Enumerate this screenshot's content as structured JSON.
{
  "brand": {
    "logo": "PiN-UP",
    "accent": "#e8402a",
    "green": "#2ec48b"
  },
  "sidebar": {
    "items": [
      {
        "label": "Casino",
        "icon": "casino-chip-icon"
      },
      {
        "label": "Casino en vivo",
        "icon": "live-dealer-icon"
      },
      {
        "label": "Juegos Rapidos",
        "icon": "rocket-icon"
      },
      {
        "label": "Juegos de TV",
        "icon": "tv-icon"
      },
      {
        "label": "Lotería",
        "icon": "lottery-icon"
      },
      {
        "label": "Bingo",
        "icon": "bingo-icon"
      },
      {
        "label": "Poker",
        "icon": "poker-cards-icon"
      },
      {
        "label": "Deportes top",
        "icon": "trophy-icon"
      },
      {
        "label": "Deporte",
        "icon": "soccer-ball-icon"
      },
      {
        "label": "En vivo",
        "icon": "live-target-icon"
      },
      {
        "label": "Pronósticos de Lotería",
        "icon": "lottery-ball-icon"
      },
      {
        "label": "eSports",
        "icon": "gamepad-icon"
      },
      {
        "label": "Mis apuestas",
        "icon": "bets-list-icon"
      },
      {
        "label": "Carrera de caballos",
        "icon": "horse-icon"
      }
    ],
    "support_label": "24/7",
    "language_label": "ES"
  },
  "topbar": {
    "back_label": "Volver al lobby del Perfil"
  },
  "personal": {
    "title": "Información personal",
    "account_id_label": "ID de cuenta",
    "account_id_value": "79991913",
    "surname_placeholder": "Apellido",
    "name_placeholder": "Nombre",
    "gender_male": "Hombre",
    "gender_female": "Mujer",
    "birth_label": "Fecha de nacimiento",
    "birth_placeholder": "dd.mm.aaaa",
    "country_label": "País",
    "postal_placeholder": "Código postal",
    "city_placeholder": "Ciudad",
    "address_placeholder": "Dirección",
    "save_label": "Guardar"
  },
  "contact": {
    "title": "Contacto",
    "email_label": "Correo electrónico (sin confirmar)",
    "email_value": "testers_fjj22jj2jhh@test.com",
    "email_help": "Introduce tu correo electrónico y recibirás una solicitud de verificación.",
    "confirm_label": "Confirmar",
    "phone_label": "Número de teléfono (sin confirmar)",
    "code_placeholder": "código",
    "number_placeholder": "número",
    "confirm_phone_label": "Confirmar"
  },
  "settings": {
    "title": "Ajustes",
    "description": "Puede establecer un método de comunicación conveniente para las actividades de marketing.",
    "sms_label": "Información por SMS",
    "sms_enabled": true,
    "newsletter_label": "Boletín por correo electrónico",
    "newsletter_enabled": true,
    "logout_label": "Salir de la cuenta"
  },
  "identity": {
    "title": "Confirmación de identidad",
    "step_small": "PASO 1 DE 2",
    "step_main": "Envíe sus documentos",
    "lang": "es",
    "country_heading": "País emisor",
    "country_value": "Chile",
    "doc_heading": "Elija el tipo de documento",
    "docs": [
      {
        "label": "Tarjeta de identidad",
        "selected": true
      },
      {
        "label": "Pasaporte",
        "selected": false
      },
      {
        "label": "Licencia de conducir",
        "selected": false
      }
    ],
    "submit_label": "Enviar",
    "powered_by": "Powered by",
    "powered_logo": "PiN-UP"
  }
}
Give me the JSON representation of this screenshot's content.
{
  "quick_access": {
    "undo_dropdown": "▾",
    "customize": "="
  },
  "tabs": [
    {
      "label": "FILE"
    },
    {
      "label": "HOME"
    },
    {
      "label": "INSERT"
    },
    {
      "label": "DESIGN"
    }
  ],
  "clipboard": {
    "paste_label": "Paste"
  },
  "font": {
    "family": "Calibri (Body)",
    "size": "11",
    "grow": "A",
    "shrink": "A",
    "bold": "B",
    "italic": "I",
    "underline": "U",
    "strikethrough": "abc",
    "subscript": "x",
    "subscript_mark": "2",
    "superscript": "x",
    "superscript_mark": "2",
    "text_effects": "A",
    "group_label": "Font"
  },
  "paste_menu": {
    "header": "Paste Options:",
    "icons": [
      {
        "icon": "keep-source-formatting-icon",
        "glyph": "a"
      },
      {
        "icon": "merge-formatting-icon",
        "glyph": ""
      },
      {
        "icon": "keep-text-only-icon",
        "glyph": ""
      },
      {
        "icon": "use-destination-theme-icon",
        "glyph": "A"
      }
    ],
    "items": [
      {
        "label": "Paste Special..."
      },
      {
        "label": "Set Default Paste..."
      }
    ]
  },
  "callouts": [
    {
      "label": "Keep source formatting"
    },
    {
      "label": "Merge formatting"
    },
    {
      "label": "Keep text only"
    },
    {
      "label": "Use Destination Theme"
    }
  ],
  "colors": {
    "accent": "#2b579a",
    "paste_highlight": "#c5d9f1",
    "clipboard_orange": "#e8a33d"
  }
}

━━━━━━━━

> Direction:
Transcribe the entire listing above precisely.

> Answer to the problem:
Enumerate this screenshot's content as structured JSON.
{
  "brand": {
    "logo": "PiN-UP",
    "accent": "#e8402a",
    "green": "#2ec48b"
  },
  "sidebar": {
    "items": [
      {
        "label": "Casino",
        "icon": "casino-chip-icon"
      },
      {
        "label": "Casino en vivo",
        "icon": "live-dealer-icon"
      },
      {
        "label": "Juegos Rapidos",
        "icon": "rocket-icon"
      },
      {
        "label": "Juegos de TV",
        "icon": "tv-icon"
      },
      {
        "label": "Lotería",
        "icon": "lottery-icon"
      },
      {
        "label": "Bingo",
        "icon": "bingo-icon"
      },
      {
        "label": "Poker",
        "icon": "poker-cards-icon"
      },
      {
        "label": "Deportes top",
        "icon": "trophy-icon"
      },
      {
        "label": "Deporte",
        "icon": "soccer-ball-icon"
      },
      {
        "label": "En vivo",
        "icon": "live-target-icon"
      },
      {
        "label": "Pronósticos de Lotería",
        "icon": "lottery-ball-icon"
      },
      {
        "label": "eSports",
        "icon": "gamepad-icon"
      },
      {
        "label": "Mis apuestas",
        "icon": "bets-list-icon"
      },
      {
        "label": "Carrera de caballos",
        "icon": "horse-icon"
      }
    ],
    "support_label": "24/7",
    "language_label": "ES"
  },
  "topbar": {
    "back_label": "Volver al lobby del Perfil"
  },
  "personal": {
    "title": "Información personal",
    "account_id_label": "ID de cuenta",
    "account_id_value": "79991913",
    "surname_placeholder": "Apellido",
    "name_placeholder": "Nombre",
    "gender_male": "Hombre",
    "gender_female": "Mujer",
    "birth_label": "Fecha de nacimiento",
    "birth_placeholder": "dd.mm.aaaa",
    "country_label": "País",
    "postal_placeholder": "Código postal",
    "city_placeholder": "Ciudad",
    "address_placeholder": "Dirección",
    "save_label": "Guardar"
  },
  "contact": {
    "title": "Contacto",
    "email_label": "Correo electrónico (sin confirmar)",
    "email_value": "testers_fjj22jj2jhh@test.com",
    "email_help": "Introduce tu correo electrónico y recibirás una solicitud de verificación.",
    "confirm_label": "Confirmar",
    "phone_label": "Número de teléfono (sin confirmar)",
    "code_placeholder": "código",
    "number_placeholder": "número",
    "confirm_phone_label": "Confirmar"
  },
  "settings": {
    "title": "Ajustes",
    "description": "Puede establecer un método de comunicación conveniente para las actividades de marketing.",
    "sms_label": "Información por SMS",
    "sms_enabled": true,
    "newsletter_label": "Boletín por correo electrónico",
    "newsletter_enabled": true,
    "logout_label": "Salir de la cuenta"
  },
  "identity": {
    "title": "Confirmación de identidad",
    "step_small": "PASO 1 DE 2",
    "step_main": "Envíe sus documentos",
    "lang": "es",
    "country_heading": "País emisor",
    "country_value": "Chile",
    "doc_heading": "Elija el tipo de documento",
    "docs": [
      {
        "label": "Tarjeta de identidad",
        "selected": true
      },
      {
        "label": "Pasaporte",
        "selected": false
      },
      {
        "label": "Licencia de conducir",
        "selected": false
      }
    ],
    "submit_label": "Enviar",
    "powered_by": "Powered by",
    "powered_logo": "PiN-UP"
  }
}
Give me the JSON representation of this screenshot's content.
{
  "quick_access": {
    "undo_dropdown": "▾",
    "customize": "="
  },
  "tabs": [
    {
      "label": "FILE"
    },
    {
      "label": "HOME"
    },
    {
      "label": "INSERT"
    },
    {
      "label": "DESIGN"
    }
  ],
  "clipboard": {
    "paste_label": "Paste"
  },
  "font": {
    "family": "Calibri (Body)",
    "size": "11",
    "grow": "A",
    "shrink": "A",
    "bold": "B",
    "italic": "I",
    "underline": "U",
    "strikethrough": "abc",
    "subscript": "x",
    "subscript_mark": "2",
    "superscript": "x",
    "superscript_mark": "2",
    "text_effects": "A",
    "group_label": "Font"
  },
  "paste_menu": {
    "header": "Paste Options:",
    "icons": [
      {
        "icon": "keep-source-formatting-icon",
        "glyph": "a"
      },
      {
        "icon": "merge-formatting-icon",
        "glyph": ""
      },
      {
        "icon": "keep-text-only-icon",
        "glyph": ""
      },
      {
        "icon": "use-destination-theme-icon",
        "glyph": "A"
      }
    ],
    "items": [
      {
        "label": "Paste Special..."
      },
      {
        "label": "Set Default Paste..."
      }
    ]
  },
  "callouts": [
    {
      "label": "Keep source formatting"
    },
    {
      "label": "Merge formatting"
    },
    {
      "label": "Keep text only"
    },
    {
      "label": "Use Destination Theme"
    }
  ],
  "colors": {
    "accent": "#2b579a",
    "paste_highlight": "#c5d9f1",
    "clipboard_orange": "#e8a33d"
  }
}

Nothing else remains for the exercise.